--- start Task input ---

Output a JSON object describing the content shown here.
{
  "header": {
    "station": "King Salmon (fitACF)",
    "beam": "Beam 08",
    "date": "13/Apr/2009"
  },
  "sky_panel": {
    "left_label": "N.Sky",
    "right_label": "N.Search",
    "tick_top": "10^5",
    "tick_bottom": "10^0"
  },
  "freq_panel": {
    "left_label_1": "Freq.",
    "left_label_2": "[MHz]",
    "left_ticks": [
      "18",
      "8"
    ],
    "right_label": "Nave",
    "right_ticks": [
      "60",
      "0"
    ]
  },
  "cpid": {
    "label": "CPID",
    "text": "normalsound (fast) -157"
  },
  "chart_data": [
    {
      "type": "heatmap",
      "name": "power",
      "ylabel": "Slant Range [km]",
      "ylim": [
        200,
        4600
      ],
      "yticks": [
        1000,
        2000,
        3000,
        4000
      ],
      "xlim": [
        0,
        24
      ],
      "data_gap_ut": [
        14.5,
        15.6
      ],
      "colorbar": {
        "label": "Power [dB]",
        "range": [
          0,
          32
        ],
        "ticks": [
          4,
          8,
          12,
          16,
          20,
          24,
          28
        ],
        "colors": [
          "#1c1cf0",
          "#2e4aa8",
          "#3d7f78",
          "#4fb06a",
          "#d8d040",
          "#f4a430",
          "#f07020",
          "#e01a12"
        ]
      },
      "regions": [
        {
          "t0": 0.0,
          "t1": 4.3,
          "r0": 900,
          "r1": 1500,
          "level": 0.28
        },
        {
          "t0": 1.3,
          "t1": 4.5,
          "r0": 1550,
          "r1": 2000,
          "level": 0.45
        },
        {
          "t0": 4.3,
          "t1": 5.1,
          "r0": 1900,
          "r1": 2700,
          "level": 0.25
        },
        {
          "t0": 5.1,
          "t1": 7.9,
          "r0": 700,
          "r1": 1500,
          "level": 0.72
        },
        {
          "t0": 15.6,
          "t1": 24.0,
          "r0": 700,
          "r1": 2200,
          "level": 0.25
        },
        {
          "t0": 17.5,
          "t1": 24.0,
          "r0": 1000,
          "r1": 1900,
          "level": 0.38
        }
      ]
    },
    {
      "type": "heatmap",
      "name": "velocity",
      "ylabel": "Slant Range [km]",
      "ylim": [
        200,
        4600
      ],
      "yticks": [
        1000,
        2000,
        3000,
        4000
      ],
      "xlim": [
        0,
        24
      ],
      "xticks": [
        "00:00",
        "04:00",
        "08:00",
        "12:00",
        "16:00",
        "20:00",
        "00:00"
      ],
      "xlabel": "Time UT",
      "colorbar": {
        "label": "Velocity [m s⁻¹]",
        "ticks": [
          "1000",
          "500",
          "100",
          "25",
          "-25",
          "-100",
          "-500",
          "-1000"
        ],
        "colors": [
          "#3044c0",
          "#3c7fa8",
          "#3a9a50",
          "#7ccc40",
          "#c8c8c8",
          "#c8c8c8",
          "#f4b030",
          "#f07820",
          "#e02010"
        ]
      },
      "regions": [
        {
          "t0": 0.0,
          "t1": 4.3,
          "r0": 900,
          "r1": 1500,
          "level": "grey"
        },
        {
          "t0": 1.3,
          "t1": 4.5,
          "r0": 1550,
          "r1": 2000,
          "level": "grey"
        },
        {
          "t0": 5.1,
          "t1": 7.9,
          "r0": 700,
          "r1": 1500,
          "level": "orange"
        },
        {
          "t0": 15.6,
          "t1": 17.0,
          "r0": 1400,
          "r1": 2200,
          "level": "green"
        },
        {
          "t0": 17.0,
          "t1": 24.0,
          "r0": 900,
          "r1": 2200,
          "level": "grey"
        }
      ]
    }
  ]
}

--- end Task input ---

What is required:
Exactly as they are written, print the entries again.

Complete output:
Output a JSON object describing the content shown here.
{
  "header": {
    "station": "King Salmon (fitACF)",
    "beam": "Beam 08",
    "date": "13/Apr/2009"
  },
  "sky_panel": {
    "left_label": "N.Sky",
    "right_label": "N.Search",
    "tick_top": "10^5",
    "tick_bottom": "10^0"
  },
  "freq_panel": {
    "left_label_1": "Freq.",
    "left_label_2": "[MHz]",
    "left_ticks": [
      "18",
      "8"
    ],
    "right_label": "Nave",
    "right_ticks": [
      "60",
      "0"
    ]
  },
  "cpid": {
    "label": "CPID",
    "text": "normalsound (fast) -157"
  },
  "chart_data": [
    {
      "type": "heatmap",
      "name": "power",
      "ylabel": "Slant Range [km]",
      "ylim": [
        200,
        4600
      ],
      "yticks": [
        1000,
        2000,
        3000,
        4000
      ],
      "xlim": [
        0,
        24
      ],
      "data_gap_ut": [
        14.5,
        15.6
      ],
      "colorbar": {
        "label": "Power [dB]",
        "range": [
          0,
          32
        ],
        "ticks": [
          4,
          8,
          12,
          16,
          20,
          24,
          28
        ],
        "colors": [
          "#1c1cf0",
          "#2e4aa8",
          "#3d7f78",
          "#4fb06a",
          "#d8d040",
          "#f4a430",
          "#f07020",
          "#e01a12"
        ]
      },
      "regions": [
        {
          "t0": 0.0,
          "t1": 4.3,
          "r0": 900,
          "r1": 1500,
          "level": 0.28
        },
        {
          "t0": 1.3,
          "t1": 4.5,
          "r0": 1550,
          "r1": 2000,
          "level": 0.45
        },
        {
          "t0": 4.3,
          "t1": 5.1,
          "r0": 1900,
          "r1": 2700,
          "level": 0.25
        },
        {
          "t0": 5.1,
          "t1": 7.9,
          "r0": 700,
          "r1": 1500,
          "level": 0.72
        },
        {
          "t0": 15.6,
          "t1": 24.0,
          "r0": 700,
          "r1": 2200,
          "level": 0.25
        },
        {
          "t0": 17.5,
          "t1": 24.0,
          "r0": 1000,
          "r1": 1900,
          "level": 0.38
        }
      ]
    },
    {
      "type": "heatmap",
      "name": "velocity",
      "ylabel": "Slant Range [km]",
      "ylim": [
        200,
        4600
      ],
      "yticks": [
        1000,
        2000,
        3000,
        4000
      ],
      "xlim": [
        0,
        24
      ],
      "xticks": [
        "00:00",
        "04:00",
        "08:00",
        "12:00",
        "16:00",
        "20:00",
        "00:00"
      ],
      "xlabel": "Time UT",
      "colorbar": {
        "label": "Velocity [m s⁻¹]",
        "ticks": [
          "1000",
          "500",
          "100",
          "25",
          "-25",
          "-100",
          "-500",
          "-1000"
        ],
        "colors": [
          "#3044c0",
          "#3c7fa8",
          "#3a9a50",
          "#7ccc40",
          "#c8c8c8",
          "#c8c8c8",
          "#f4b030",
          "#f07820",
          "#e02010"
        ]
      },
      "regions": [
        {
          "t0": 0.0,
          "t1": 4.3,
          "r0": 900,
          "r1": 1500,
          "level": "grey"
        },
        {
          "t0": 1.3,
          "t1": 4.5,
          "r0": 1550,
          "r1": 2000,
          "level": "grey"
        },
        {
          "t0": 5.1,
          "t1": 7.9,
          "r0": 700,
          "r1": 1500,
          "level": "orange"
        },
        {
          "t0": 15.6,
          "t1": 17.0,
          "r0": 1400,
          "r1": 2200,
          "level": "green"
        },
        {
          "t0": 17.0,
          "t1": 24.0,
          "r0": 900,
          "r1": 2200,
          "level": "grey"
        }
      ]
    }
  ]
}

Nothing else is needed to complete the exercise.